Every line of the material is to be quoted verbatim, minus the pictures.

*Supplied information*.
________________
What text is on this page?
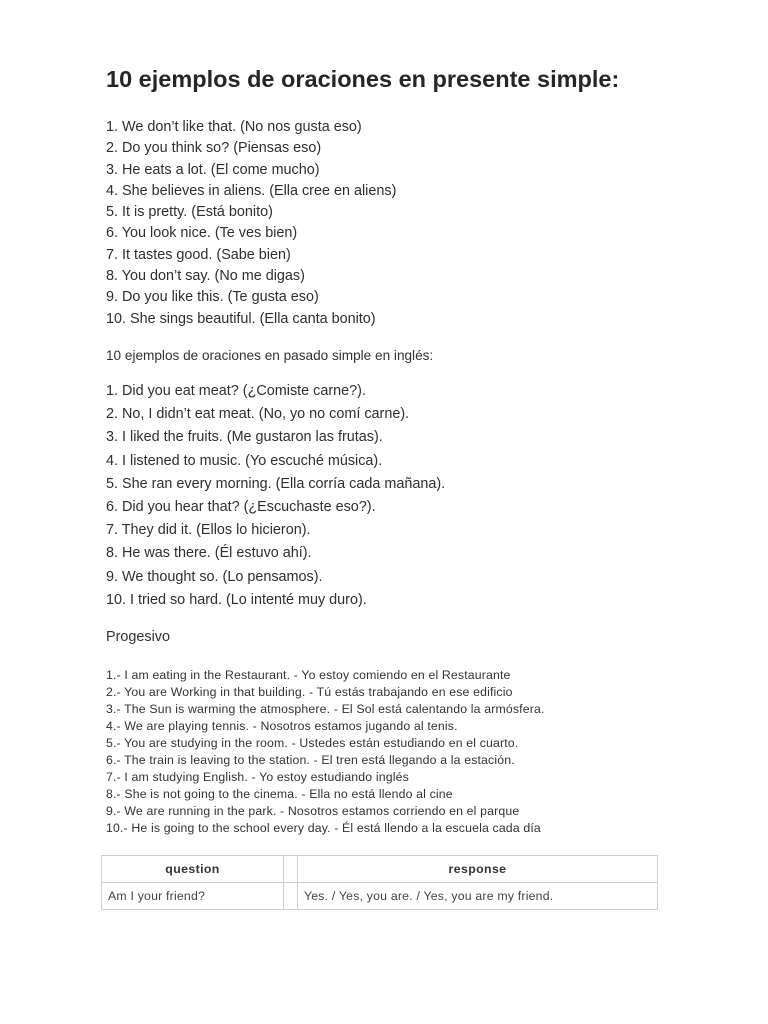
10 ejemplos de oraciones en presente simple:
1. We don’t like that. (No nos gusta eso)
2. Do you think so? (Piensas eso)
3. He eats a lot. (El come mucho)
4. She believes in aliens. (Ella cree en aliens)
5. It is pretty. (Está bonito)
6. You look nice. (Te ves bien)
7. It tastes good. (Sabe bien)
8. You don’t say. (No me digas)
9. Do you like this. (Te gusta eso)
10. She sings beautiful. (Ella canta bonito)
10 ejemplos de oraciones en pasado simple en inglés:
1. Did you eat meat? (¿Comiste carne?).
2. No, I didn’t eat meat. (No, yo no comí carne).
3. I liked the fruits. (Me gustaron las frutas).
4. I listened to music. (Yo escuché música).
5. She ran every morning. (Ella corría cada mañana).
6. Did you hear that? (¿Escuchaste eso?).
7. They did it. (Ellos lo hicieron).
8. He was there. (Él estuvo ahí).
9. We thought so. (Lo pensamos).
10. I tried so hard. (Lo intenté muy duro).
Progesivo
1.- I am eating in the Restaurant. - Yo estoy comiendo en el Restaurante
2.- You are Working in that building. - Tú estás trabajando en ese edificio
3.- The Sun is warming the atmosphere. - El Sol está calentando la armósfera.
4.- We are playing tennis. - Nosotros estamos jugando al tenis.
5.- You are studying in the room. - Ustedes están estudiando en el cuarto.
6.- The train is leaving to the station. - El tren está llegando a la estación.
7.- I am studying English. - Yo estoy estudiando inglés
8.- She is not going to the cinema. - Ella no está llendo al cine
9.- We are running in the park. - Nosotros estamos corriendo en el parque
10.- He is going to the school every day. - Él está llendo a la escuela cada día
question		response
Am I your friend?		Yes. / Yes, you are. / Yes, you are my friend.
________________
*Written answer*.
What text is on this page?
10 ejemplos de oraciones en presente simple:
1. We don’t like that. (No nos gusta eso)
2. Do you think so? (Piensas eso)
3. He eats a lot. (El come mucho)
4. She believes in aliens. (Ella cree en aliens)
5. It is pretty. (Está bonito)
6. You look nice. (Te ves bien)
7. It tastes good. (Sabe bien)
8. You don’t say. (No me digas)
9. Do you like this. (Te gusta eso)
10. She sings beautiful. (Ella canta bonito)
10 ejemplos de oraciones en pasado simple en inglés:
1. Did you eat meat? (¿Comiste carne?).
2. No, I didn’t eat meat. (No, yo no comí carne).
3. I liked the fruits. (Me gustaron las frutas).
4. I listened to music. (Yo escuché música).
5. She ran every morning. (Ella corría cada mañana).
6. Did you hear that? (¿Escuchaste eso?).
7. They did it. (Ellos lo hicieron).
8. He was there. (Él estuvo ahí).
9. We thought so. (Lo pensamos).
10. I tried so hard. (Lo intenté muy duro).
Progesivo
1.- I am eating in the Restaurant. - Yo estoy comiendo en el Restaurante
2.- You are Working in that building. - Tú estás trabajando en ese edificio
3.- The Sun is warming the atmosphere. - El Sol está calentando la armósfera.
4.- We are playing tennis. - Nosotros estamos jugando al tenis.
5.- You are studying in the room. - Ustedes están estudiando en el cuarto.
6.- The train is leaving to the station. - El tren está llegando a la estación.
7.- I am studying English. - Yo estoy estudiando inglés
8.- She is not going to the cinema. - Ella no está llendo al cine
9.- We are running in the park. - Nosotros estamos corriendo en el parque
10.- He is going to the school every day. - Él está llendo a la escuela cada día
question		response
Am I your friend?		Yes. / Yes, you are. / Yes, you are my friend.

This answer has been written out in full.